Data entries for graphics

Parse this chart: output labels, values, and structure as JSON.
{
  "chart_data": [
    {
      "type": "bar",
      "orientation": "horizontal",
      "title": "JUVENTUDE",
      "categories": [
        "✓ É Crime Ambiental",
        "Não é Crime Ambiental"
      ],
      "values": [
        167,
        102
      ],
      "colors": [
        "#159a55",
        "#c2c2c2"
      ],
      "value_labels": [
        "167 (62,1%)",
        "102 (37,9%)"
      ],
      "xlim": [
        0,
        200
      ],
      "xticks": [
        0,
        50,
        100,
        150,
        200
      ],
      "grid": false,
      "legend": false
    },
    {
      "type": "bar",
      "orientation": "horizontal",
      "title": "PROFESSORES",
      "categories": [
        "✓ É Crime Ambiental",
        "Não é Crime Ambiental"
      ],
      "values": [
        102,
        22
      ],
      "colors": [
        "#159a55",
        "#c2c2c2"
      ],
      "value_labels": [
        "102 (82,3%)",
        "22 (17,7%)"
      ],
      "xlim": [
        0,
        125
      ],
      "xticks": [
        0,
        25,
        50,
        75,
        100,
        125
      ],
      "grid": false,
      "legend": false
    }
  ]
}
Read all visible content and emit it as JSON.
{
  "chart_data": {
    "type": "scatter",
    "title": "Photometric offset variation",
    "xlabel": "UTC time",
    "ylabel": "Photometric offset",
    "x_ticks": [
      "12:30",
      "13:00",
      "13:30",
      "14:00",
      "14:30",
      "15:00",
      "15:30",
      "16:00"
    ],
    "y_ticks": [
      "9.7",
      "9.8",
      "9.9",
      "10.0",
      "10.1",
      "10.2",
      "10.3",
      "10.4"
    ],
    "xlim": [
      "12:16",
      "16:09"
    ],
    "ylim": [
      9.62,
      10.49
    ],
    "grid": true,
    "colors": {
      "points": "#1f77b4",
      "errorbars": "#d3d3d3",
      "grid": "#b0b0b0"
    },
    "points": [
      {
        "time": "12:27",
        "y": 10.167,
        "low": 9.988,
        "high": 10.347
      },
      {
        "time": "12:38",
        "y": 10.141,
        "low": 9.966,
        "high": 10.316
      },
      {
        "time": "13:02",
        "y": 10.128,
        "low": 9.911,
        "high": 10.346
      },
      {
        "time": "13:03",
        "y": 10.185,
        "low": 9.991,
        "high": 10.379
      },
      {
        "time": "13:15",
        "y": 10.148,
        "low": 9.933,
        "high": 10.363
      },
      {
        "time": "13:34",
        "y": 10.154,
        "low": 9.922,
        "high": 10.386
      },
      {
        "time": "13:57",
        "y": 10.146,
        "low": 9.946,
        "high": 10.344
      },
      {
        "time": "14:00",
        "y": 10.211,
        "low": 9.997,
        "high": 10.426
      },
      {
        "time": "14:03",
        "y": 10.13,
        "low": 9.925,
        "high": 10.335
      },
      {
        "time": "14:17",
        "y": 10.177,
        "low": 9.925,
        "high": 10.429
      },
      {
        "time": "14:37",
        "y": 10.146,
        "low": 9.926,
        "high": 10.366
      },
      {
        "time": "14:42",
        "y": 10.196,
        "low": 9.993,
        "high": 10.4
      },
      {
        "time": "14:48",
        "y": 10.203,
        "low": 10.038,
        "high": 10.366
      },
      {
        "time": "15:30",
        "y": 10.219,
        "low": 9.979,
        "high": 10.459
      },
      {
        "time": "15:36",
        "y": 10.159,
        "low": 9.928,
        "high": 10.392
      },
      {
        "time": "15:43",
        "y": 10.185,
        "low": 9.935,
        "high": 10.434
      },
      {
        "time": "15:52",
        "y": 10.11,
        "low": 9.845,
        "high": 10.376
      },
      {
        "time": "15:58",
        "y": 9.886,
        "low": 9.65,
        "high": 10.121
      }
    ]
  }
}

TASK DETAILS
Type out the full listing again, exactly as given.

FULL OUTPUT
Parse this chart: output labels, values, and structure as JSON.
{
  "chart_data": [
    {
      "type": "bar",
      "orientation": "horizontal",
      "title": "JUVENTUDE",
      "categories": [
        "✓ É Crime Ambiental",
        "Não é Crime Ambiental"
      ],
      "values": [
        167,
        102
      ],
      "colors": [
        "#159a55",
        "#c2c2c2"
      ],
      "value_labels": [
        "167 (62,1%)",
        "102 (37,9%)"
      ],
      "xlim": [
        0,
        200
      ],
      "xticks": [
        0,
        50,
        100,
        150,
        200
      ],
      "grid": false,
      "legend": false
    },
    {
      "type": "bar",
      "orientation": "horizontal",
      "title": "PROFESSORES",
      "categories": [
        "✓ É Crime Ambiental",
        "Não é Crime Ambiental"
      ],
      "values": [
        102,
        22
      ],
      "colors": [
        "#159a55",
        "#c2c2c2"
      ],
      "value_labels": [
        "102 (82,3%)",
        "22 (17,7%)"
      ],
      "xlim": [
        0,
        125
      ],
      "xticks": [
        0,
        25,
        50,
        75,
        100,
        125
      ],
      "grid": false,
      "legend": false
    }
  ]
}
Read all visible content and emit it as JSON.
{
  "chart_data": {
    "type": "scatter",
    "title": "Photometric offset variation",
    "xlabel": "UTC time",
    "ylabel": "Photometric offset",
    "x_ticks": [
      "12:30",
      "13:00",
      "13:30",
      "14:00",
      "14:30",
      "15:00",
      "15:30",
      "16:00"
    ],
    "y_ticks": [
      "9.7",
      "9.8",
      "9.9",
      "10.0",
      "10.1",
      "10.2",
      "10.3",
      "10.4"
    ],
    "xlim": [
      "12:16",
      "16:09"
    ],
    "ylim": [
      9.62,
      10.49
    ],
    "grid": true,
    "colors": {
      "points": "#1f77b4",
      "errorbars": "#d3d3d3",
      "grid": "#b0b0b0"
    },
    "points": [
      {
        "time": "12:27",
        "y": 10.167,
        "low": 9.988,
        "high": 10.347
      },
      {
        "time": "12:38",
        "y": 10.141,
        "low": 9.966,
        "high": 10.316
      },
      {
        "time": "13:02",
        "y": 10.128,
        "low": 9.911,
        "high": 10.346
      },
      {
        "time": "13:03",
        "y": 10.185,
        "low": 9.991,
        "high": 10.379
      },
      {
        "time": "13:15",
        "y": 10.148,
        "low": 9.933,
        "high": 10.363
      },
      {
        "time": "13:34",
        "y": 10.154,
        "low": 9.922,
        "high": 10.386
      },
      {
        "time": "13:57",
        "y": 10.146,
        "low": 9.946,
        "high": 10.344
      },
      {
        "time": "14:00",
        "y": 10.211,
        "low": 9.997,
        "high": 10.426
      },
      {
        "time": "14:03",
        "y": 10.13,
        "low": 9.925,
        "high": 10.335
      },
      {
        "time": "14:17",
        "y": 10.177,
        "low": 9.925,
        "high": 10.429
      },
      {
        "time": "14:37",
        "y": 10.146,
        "low": 9.926,
        "high": 10.366
      },
      {
        "time": "14:42",
        "y": 10.196,
        "low": 9.993,
        "high": 10.4
      },
      {
        "time": "14:48",
        "y": 10.203,
        "low": 10.038,
        "high": 10.366
      },
      {
        "time": "15:30",
        "y": 10.219,
        "low": 9.979,
        "high": 10.459
      },
      {
        "time": "15:36",
        "y": 10.159,
        "low": 9.928,
        "high": 10.392
      },
      {
        "time": "15:43",
        "y": 10.185,
        "low": 9.935,
        "high": 10.434
      },
      {
        "time": "15:52",
        "y": 10.11,
        "low": 9.845,
        "high": 10.376
      },
      {
        "time": "15:58",
        "y": 9.886,
        "low": 9.65,
        "high": 10.121
      }
    ]
  }
}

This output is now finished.